* **Requirements**: Report all lines holding "مجمع".

-*-

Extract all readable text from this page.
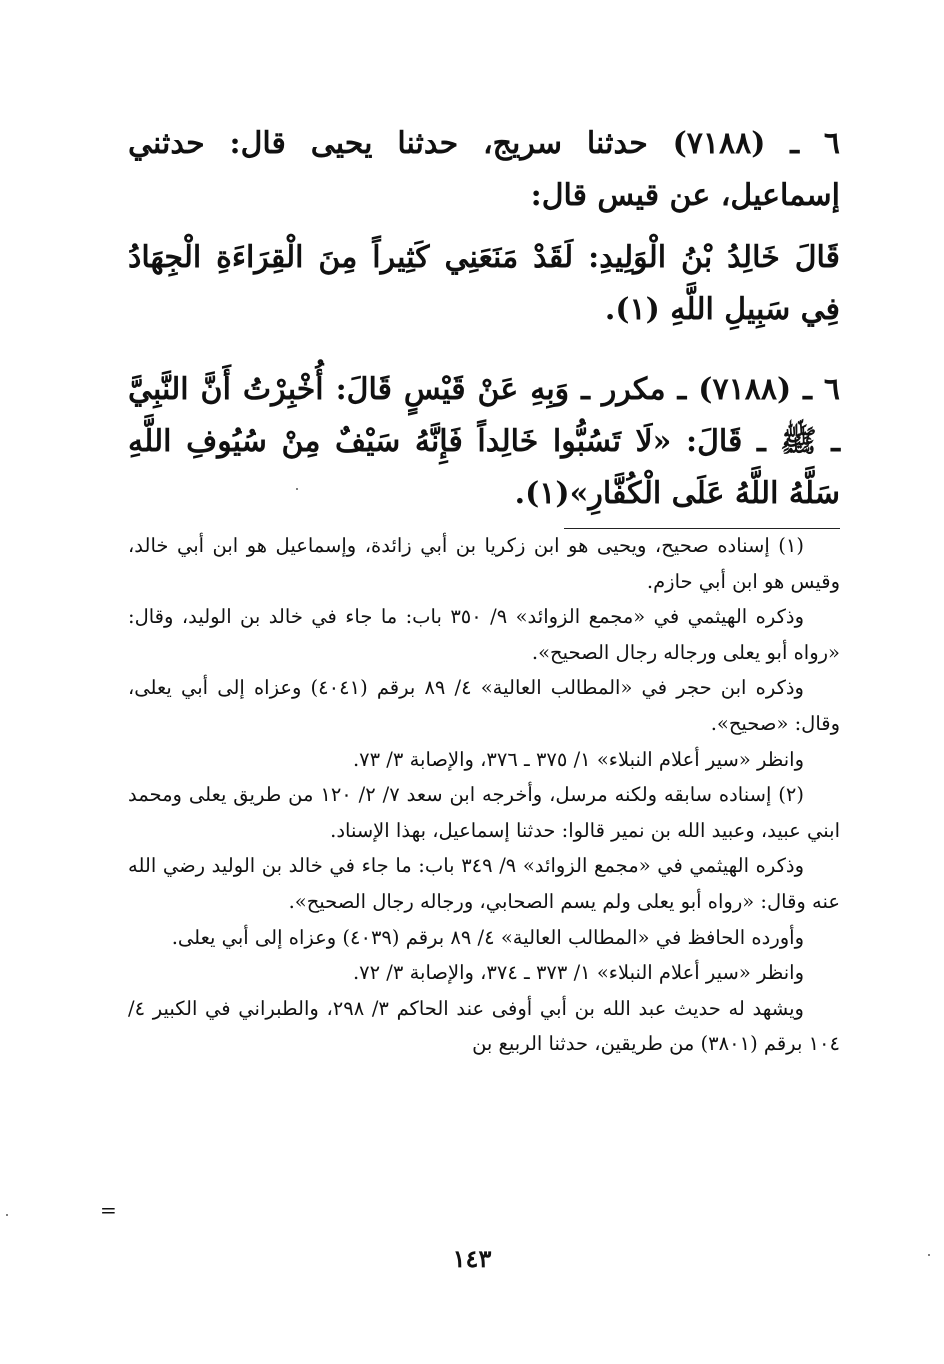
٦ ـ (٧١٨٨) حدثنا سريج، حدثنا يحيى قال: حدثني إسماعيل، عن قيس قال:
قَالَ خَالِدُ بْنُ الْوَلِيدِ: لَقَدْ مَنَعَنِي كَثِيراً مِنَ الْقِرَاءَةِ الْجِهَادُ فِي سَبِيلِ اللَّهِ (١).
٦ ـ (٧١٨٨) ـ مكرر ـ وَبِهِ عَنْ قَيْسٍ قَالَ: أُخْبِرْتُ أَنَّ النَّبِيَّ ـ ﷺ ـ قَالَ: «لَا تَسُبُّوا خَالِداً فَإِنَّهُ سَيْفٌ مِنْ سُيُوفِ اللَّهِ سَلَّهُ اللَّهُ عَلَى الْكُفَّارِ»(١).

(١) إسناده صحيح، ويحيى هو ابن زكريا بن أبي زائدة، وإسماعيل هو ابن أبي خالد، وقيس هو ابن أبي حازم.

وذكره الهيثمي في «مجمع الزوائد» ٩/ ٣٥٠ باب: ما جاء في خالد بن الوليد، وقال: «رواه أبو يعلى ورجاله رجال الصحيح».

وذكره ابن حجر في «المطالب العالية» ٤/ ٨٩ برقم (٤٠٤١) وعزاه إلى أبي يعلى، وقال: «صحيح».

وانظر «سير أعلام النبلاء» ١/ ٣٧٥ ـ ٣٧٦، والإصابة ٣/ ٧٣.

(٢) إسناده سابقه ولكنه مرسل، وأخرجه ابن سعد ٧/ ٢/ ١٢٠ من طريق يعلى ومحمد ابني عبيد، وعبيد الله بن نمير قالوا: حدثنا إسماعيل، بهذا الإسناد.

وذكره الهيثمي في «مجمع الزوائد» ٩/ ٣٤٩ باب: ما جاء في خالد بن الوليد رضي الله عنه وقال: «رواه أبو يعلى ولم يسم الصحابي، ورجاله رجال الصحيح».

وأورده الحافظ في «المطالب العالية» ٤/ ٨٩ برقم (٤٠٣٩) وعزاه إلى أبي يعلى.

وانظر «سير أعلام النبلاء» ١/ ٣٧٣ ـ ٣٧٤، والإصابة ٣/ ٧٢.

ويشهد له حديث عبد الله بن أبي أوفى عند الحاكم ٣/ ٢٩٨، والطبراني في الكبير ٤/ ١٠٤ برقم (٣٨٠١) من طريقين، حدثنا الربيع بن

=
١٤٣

-*-

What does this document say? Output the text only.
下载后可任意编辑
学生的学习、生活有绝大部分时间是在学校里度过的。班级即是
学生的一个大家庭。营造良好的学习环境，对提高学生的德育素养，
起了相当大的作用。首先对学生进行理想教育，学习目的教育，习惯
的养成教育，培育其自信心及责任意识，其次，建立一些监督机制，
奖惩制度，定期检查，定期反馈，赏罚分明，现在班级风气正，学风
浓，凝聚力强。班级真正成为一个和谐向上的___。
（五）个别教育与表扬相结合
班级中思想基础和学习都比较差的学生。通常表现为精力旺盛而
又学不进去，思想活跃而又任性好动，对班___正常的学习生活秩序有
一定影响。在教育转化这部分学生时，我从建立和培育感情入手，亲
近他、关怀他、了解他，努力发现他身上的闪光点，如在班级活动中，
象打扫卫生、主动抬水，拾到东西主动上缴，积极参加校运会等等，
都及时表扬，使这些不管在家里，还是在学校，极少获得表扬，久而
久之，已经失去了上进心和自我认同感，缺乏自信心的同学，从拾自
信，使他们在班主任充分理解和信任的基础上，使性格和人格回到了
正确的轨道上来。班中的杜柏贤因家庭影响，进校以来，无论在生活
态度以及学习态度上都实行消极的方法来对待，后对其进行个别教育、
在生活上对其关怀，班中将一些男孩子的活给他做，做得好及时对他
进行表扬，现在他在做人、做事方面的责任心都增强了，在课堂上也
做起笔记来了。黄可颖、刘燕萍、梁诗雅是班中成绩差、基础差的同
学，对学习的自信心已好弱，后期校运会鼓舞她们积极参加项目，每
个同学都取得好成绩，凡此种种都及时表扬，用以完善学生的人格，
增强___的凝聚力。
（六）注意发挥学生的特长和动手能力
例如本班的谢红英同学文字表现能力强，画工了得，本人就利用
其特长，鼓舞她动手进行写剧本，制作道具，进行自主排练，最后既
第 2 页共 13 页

-*-

* **Problem solution**:
وذكره الهيثمي في «مجمع الزوائد» ٩/ ٣٥٠ باب: ما جاء في خالد بن الوليد، وقال: «رواه أبو يعلى ورجاله رجال الصحيح».
وذكره الهيثمي في «مجمع الزوائد» ٩/ ٣٤٩ باب: ما جاء في خالد بن الوليد رضي الله عنه وقال: «رواه أبو يعلى ولم يسم الصحابي، ورجاله رجال الصحيح».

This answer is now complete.